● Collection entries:
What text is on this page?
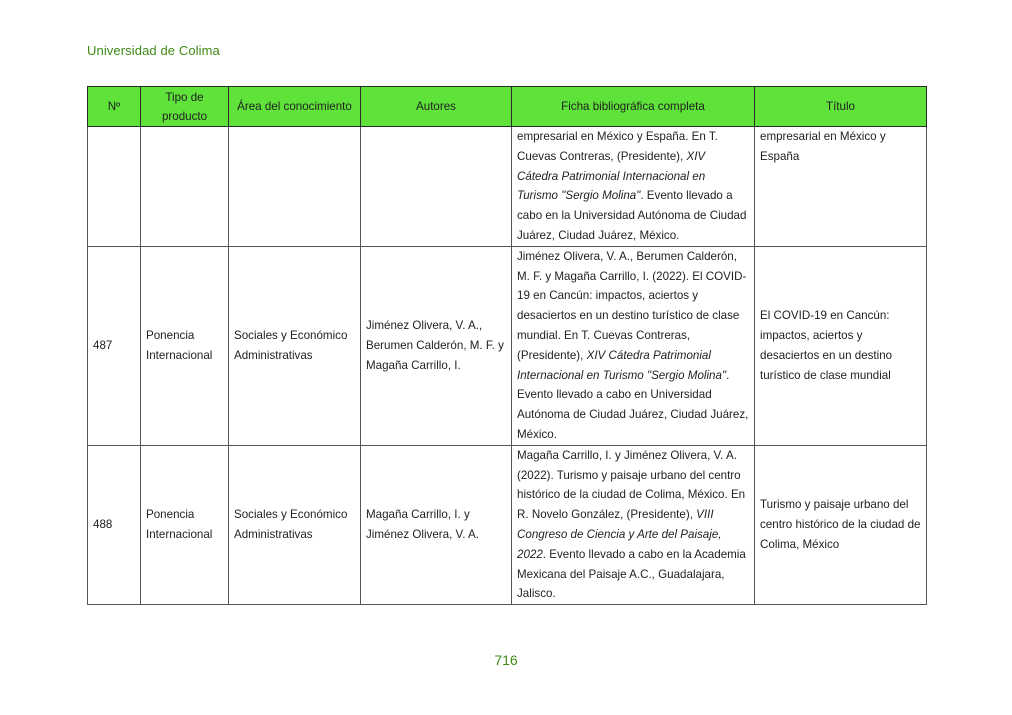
Universidad de Colima
Nº	Tipo de producto	Área del conocimiento	Autores	Ficha bibliográfica completa	Título
				empresarial en México y España. En T. Cuevas Contreras, (Presidente), XIV Cátedra Patrimonial Internacional en Turismo "Sergio Molina". Evento llevado a cabo en la Universidad Autónoma de Ciudad Juárez, Ciudad Juárez, México.	empresarial en México y España
487	Ponencia Internacional	Sociales y Económico Administrativas	Jiménez Olivera, V. A., Berumen Calderón, M. F. y Magaña Carrillo, I.	Jiménez Olivera, V. A., Berumen Calderón, M. F. y Magaña Carrillo, I. (2022). El COVID-19 en Cancún: impactos, aciertos y desaciertos en un destino turístico de clase mundial. En T. Cuevas Contreras, (Presidente), XIV Cátedra Patrimonial Internacional en Turismo "Sergio Molina". Evento llevado a cabo en Universidad Autónoma de Ciudad Juárez, Ciudad Juárez, México.	El COVID-19 en Cancún: impactos, aciertos y desaciertos en un destino turístico de clase mundial
488	Ponencia Internacional	Sociales y Económico Administrativas	Magaña Carrillo, I. y Jiménez Olivera, V. A.	Magaña Carrillo, I. y Jiménez Olivera, V. A. (2022). Turismo y paisaje urbano del centro histórico de la ciudad de Colima, México. En R. Novelo González, (Presidente), VIII Congreso de Ciencia y Arte del Paisaje, 2022. Evento llevado a cabo en la Academia Mexicana del Paisaje A.C., Guadalajara, Jalisco.	Turismo y paisaje urbano del centro histórico de la ciudad de Colima, México
716
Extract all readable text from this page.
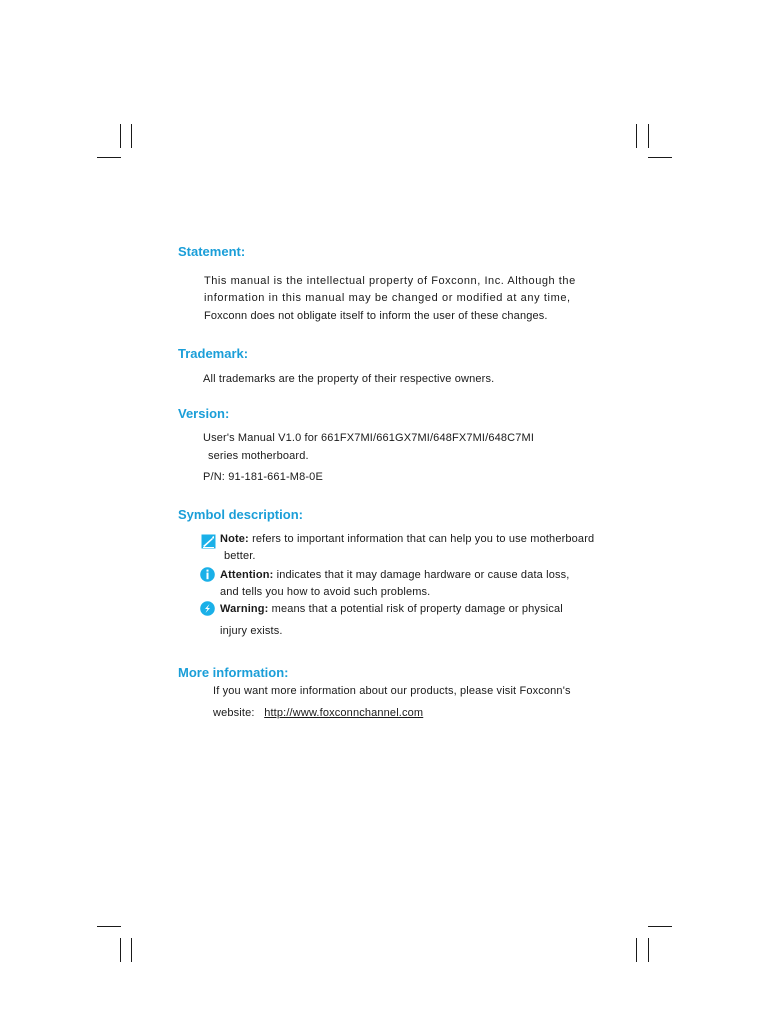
Statement:
This manual is the intellectual property of Foxconn, Inc. Although the
information in this manual may be changed or modified at any time,
Foxconn does not obligate itself to inform the user of these changes.
Trademark:
All trademarks are the property of their respective owners.
Version:
User's Manual V1.0 for 661FX7MI/661GX7MI/648FX7MI/648C7MI
series motherboard.
P/N: 91-181-661-M8-0E
Symbol description:
Note: refers to important information that can help you to use motherboard
better.
Attention: indicates that it may damage hardware or cause data loss,
and tells you how to avoid such problems.
Warning: means that a potential risk of property damage or physical
injury exists.
More information:
If you want more information about our products, please visit Foxconn's
website: http://www.foxconnchannel.com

● Required task: Where a line above includes "motherboard", copy that line.

● Exercise solution:
series motherboard.
Note: refers to important information that can help you to use motherboard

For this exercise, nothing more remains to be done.